What you need to do
Each line that holds the word "para" should be returned.

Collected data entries
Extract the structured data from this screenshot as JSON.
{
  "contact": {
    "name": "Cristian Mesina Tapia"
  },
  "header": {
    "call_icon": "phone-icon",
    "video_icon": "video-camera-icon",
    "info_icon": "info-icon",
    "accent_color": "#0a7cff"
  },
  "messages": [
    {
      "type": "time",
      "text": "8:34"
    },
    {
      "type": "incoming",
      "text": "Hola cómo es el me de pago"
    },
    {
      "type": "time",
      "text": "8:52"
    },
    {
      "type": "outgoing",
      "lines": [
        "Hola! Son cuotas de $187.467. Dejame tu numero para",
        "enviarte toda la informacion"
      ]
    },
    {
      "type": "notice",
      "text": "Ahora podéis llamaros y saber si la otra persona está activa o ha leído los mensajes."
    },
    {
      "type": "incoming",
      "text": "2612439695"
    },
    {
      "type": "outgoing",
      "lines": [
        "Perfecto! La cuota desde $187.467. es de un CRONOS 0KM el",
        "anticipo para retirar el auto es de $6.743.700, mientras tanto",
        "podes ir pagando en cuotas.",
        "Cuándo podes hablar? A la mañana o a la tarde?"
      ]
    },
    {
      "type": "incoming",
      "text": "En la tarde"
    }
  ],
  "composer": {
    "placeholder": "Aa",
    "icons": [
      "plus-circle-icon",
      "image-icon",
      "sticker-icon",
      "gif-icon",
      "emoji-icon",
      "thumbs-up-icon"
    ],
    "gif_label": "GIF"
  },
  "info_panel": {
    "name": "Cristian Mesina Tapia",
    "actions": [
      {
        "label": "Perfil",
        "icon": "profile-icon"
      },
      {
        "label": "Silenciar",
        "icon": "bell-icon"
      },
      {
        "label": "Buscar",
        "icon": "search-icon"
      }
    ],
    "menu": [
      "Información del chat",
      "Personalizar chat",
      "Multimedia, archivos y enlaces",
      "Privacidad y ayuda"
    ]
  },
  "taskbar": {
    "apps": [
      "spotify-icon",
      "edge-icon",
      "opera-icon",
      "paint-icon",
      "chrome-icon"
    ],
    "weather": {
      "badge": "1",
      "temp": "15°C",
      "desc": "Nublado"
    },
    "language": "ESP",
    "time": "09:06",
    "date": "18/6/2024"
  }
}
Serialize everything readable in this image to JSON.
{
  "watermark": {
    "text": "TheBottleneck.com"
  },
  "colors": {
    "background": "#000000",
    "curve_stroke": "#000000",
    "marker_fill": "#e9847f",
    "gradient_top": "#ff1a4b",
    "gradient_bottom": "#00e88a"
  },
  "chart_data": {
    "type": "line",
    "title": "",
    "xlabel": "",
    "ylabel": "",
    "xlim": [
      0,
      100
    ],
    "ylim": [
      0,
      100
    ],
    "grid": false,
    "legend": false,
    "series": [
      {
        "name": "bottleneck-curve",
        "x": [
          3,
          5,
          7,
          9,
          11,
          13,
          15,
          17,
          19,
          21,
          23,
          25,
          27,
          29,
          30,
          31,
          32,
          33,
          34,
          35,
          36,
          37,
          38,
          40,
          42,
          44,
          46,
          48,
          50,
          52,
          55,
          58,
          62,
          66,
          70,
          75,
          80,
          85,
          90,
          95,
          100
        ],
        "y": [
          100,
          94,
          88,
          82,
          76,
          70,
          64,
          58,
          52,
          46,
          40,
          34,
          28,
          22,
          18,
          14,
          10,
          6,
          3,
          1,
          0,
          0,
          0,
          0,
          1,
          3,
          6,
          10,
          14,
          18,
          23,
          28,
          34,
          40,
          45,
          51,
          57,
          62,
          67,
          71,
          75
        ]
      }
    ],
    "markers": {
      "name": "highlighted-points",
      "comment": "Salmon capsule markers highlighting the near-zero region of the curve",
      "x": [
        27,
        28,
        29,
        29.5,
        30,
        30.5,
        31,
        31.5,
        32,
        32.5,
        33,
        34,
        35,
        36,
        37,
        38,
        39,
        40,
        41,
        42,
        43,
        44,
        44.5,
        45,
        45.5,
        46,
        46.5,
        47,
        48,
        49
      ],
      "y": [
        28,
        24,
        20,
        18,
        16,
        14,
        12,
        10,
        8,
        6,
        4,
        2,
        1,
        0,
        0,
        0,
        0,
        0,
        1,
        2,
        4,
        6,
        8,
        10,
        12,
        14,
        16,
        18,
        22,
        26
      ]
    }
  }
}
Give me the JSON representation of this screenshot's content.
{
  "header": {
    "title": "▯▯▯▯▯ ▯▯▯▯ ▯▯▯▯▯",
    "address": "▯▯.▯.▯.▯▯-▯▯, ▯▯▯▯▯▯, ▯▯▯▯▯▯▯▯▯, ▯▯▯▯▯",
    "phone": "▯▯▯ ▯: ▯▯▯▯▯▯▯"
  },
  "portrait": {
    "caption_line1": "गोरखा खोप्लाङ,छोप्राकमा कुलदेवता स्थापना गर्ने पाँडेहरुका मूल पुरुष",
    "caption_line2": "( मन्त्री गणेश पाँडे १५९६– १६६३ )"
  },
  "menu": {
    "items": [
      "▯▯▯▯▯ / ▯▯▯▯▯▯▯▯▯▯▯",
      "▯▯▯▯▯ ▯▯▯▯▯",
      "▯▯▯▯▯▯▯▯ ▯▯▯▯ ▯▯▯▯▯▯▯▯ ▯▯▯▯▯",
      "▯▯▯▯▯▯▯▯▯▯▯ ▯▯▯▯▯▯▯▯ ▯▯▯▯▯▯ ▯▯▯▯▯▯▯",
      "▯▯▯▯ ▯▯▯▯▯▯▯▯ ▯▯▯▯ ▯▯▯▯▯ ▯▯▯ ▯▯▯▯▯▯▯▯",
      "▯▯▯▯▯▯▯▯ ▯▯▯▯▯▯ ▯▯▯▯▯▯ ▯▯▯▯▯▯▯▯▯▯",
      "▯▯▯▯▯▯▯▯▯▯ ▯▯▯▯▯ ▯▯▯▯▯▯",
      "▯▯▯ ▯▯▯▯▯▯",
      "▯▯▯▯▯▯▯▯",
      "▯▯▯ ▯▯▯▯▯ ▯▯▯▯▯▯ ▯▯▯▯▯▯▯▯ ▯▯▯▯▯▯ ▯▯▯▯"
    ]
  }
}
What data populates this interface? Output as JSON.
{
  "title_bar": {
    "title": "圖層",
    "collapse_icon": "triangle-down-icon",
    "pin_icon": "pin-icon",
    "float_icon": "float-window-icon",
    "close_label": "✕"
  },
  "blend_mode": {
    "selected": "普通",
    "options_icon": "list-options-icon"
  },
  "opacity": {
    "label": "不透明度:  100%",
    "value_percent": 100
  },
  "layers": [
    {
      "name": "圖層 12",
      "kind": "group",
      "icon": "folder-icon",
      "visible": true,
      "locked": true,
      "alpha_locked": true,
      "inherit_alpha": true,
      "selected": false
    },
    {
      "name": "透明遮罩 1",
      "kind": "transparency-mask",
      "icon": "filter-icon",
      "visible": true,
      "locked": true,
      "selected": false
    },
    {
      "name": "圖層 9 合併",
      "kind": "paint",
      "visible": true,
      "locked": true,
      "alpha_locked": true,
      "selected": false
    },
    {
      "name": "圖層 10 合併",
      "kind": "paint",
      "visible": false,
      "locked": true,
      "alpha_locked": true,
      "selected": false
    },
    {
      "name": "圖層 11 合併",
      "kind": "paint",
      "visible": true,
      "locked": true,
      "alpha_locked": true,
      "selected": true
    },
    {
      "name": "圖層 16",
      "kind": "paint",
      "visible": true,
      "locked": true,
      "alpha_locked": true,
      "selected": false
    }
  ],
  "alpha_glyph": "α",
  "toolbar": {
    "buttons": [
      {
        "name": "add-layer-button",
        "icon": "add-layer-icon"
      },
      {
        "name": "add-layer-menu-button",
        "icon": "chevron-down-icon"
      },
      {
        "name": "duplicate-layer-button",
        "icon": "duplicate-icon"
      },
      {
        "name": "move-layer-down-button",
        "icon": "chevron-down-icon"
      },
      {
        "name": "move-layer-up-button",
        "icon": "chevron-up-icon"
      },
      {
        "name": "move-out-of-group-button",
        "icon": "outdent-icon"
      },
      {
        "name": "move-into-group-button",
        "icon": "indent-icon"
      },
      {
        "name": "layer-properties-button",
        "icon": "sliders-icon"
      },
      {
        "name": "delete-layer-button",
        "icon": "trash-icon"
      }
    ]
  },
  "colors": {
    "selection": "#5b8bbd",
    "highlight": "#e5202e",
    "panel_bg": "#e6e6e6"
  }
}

Solution to this exercise
        "Hola! Son cuotas de $187.467. Dejame tu numero para",
        "anticipo para retirar el auto es de $6.743.700, mientras tanto",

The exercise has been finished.